» The request
Please find all lines in the data that hold the string "icon" and copy them.

Stored records

•••••

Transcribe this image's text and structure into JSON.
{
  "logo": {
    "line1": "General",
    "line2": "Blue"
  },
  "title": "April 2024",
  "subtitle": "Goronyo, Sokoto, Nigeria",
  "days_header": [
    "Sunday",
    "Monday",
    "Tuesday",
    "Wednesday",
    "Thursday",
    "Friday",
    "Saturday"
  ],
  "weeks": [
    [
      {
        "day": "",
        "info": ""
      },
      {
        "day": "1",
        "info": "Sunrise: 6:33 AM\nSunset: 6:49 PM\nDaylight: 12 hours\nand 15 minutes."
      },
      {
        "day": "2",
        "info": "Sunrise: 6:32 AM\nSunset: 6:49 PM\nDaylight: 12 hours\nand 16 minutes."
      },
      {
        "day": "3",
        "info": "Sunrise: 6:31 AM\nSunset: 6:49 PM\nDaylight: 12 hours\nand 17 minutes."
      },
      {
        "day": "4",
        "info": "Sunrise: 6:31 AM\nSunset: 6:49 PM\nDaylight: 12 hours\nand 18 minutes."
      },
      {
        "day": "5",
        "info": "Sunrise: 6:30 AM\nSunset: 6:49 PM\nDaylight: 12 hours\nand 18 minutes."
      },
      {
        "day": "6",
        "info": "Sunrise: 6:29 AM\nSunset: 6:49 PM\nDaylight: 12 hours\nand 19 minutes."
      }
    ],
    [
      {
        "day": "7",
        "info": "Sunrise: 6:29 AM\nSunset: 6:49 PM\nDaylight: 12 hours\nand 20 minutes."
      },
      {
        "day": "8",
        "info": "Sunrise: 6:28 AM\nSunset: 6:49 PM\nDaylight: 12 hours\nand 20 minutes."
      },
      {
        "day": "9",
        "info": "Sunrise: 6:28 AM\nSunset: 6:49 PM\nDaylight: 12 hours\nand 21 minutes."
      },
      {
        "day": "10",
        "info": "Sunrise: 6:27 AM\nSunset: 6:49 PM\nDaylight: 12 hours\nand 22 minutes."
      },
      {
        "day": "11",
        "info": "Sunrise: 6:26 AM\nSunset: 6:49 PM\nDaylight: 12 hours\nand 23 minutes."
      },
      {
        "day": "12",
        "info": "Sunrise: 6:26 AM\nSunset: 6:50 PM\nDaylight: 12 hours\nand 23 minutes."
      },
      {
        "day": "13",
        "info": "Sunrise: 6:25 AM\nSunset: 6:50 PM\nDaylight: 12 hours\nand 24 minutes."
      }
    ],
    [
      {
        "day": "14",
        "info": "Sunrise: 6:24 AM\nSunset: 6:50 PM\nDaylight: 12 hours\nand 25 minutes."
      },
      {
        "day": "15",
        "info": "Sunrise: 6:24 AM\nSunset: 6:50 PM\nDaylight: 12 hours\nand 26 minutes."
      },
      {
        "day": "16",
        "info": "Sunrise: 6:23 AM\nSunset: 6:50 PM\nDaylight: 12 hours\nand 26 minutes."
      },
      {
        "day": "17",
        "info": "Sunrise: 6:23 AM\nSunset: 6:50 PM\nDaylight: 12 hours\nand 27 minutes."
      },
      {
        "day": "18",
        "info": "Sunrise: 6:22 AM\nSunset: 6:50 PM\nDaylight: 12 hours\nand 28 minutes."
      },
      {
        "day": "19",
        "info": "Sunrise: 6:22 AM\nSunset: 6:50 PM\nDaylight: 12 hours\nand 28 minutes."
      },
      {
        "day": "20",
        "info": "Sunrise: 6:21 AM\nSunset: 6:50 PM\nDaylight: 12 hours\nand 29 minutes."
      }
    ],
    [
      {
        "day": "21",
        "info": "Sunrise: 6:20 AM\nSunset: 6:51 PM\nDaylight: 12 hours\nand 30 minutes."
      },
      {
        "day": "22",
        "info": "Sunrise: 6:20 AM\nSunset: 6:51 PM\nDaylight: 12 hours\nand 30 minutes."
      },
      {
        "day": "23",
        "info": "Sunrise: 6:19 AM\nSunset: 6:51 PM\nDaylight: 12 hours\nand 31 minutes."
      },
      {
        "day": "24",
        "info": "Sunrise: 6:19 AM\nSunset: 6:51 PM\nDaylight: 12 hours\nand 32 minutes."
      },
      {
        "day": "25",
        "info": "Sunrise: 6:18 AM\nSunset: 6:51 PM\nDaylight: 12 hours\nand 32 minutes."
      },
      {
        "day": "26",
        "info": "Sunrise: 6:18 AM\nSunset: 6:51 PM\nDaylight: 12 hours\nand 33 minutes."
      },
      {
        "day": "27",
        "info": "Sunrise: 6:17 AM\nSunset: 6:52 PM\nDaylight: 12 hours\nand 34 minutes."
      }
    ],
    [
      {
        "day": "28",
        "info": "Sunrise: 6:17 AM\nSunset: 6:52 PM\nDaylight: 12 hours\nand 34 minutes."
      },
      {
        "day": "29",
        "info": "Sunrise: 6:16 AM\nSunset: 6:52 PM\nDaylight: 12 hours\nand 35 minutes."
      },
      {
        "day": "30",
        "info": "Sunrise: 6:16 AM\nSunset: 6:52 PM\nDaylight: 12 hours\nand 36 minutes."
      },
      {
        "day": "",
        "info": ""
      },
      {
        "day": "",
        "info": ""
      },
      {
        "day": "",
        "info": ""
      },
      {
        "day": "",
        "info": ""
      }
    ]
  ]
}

•••••

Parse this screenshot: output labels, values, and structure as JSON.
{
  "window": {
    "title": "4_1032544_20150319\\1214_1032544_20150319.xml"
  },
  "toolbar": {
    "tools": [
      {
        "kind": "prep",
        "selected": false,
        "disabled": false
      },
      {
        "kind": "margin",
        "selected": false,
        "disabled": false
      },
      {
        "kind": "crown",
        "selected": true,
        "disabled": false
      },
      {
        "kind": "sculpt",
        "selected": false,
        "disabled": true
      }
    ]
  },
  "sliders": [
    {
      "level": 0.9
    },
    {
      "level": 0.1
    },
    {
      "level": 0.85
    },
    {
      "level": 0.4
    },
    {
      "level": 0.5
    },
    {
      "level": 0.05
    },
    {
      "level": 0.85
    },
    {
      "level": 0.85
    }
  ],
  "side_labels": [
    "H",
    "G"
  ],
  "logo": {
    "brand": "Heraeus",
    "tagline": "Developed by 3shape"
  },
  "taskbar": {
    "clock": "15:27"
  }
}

•••••

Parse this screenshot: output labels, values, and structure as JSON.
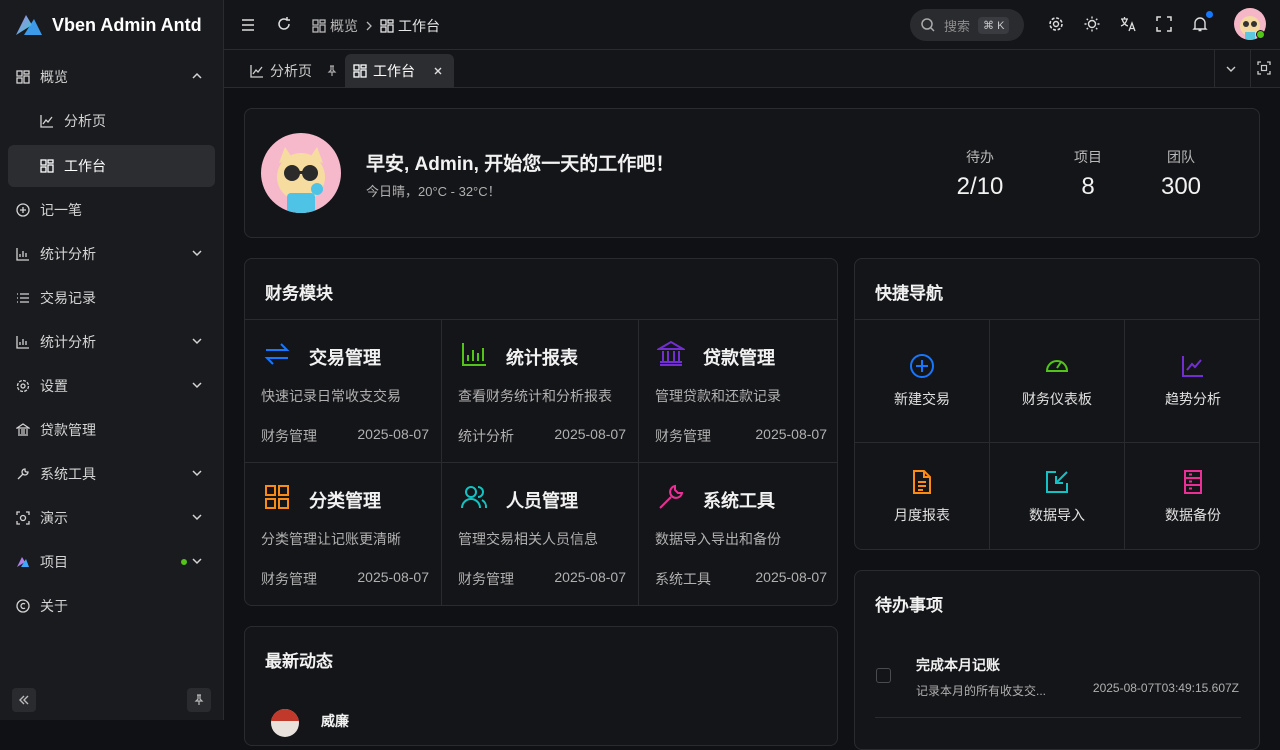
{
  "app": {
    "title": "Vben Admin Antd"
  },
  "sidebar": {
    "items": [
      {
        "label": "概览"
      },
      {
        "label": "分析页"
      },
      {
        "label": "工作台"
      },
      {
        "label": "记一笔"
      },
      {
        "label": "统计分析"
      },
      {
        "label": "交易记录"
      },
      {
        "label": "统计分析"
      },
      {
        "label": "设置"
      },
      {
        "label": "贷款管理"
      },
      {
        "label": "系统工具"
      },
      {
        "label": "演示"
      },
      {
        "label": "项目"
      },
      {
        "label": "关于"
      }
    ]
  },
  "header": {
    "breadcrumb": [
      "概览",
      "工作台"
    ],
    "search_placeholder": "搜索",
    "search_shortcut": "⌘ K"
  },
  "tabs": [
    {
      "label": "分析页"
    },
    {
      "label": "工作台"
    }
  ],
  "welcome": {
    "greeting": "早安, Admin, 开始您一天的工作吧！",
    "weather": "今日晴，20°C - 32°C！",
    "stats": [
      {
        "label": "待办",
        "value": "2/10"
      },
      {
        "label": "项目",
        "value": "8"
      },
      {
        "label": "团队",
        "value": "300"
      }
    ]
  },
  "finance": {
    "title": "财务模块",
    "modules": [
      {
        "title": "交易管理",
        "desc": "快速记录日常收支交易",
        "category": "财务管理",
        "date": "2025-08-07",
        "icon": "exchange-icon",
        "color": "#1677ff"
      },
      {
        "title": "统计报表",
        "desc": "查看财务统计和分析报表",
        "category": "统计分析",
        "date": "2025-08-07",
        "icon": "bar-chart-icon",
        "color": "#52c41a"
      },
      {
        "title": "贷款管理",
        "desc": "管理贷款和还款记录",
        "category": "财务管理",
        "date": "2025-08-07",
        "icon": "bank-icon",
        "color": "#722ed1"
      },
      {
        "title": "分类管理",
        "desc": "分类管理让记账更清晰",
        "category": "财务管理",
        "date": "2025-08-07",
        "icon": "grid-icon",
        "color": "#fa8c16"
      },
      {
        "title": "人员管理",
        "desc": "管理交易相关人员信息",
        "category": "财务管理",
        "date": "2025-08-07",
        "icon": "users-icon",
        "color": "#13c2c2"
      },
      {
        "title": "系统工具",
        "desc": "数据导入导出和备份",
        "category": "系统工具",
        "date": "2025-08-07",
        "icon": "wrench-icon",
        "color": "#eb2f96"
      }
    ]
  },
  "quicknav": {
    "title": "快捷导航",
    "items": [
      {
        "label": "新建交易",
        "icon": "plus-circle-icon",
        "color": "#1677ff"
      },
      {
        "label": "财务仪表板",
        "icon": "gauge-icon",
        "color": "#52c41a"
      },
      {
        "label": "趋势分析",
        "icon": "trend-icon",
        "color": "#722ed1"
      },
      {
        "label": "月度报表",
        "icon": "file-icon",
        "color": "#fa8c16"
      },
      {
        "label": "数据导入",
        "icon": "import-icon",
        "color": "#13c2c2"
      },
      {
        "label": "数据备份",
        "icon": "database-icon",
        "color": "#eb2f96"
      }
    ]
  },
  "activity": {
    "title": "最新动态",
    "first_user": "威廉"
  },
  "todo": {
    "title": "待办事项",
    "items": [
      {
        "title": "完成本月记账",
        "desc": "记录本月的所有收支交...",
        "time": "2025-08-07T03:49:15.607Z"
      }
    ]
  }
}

•••••

» The output
        "icon": "exchange-icon",
        "icon": "bar-chart-icon",
        "icon": "bank-icon",
        "icon": "grid-icon",
        "icon": "users-icon",
        "icon": "wrench-icon",
        "icon": "plus-circle-icon",
        "icon": "gauge-icon",
        "icon": "trend-icon",
        "icon": "file-icon",
        "icon": "import-icon",
        "icon": "database-icon",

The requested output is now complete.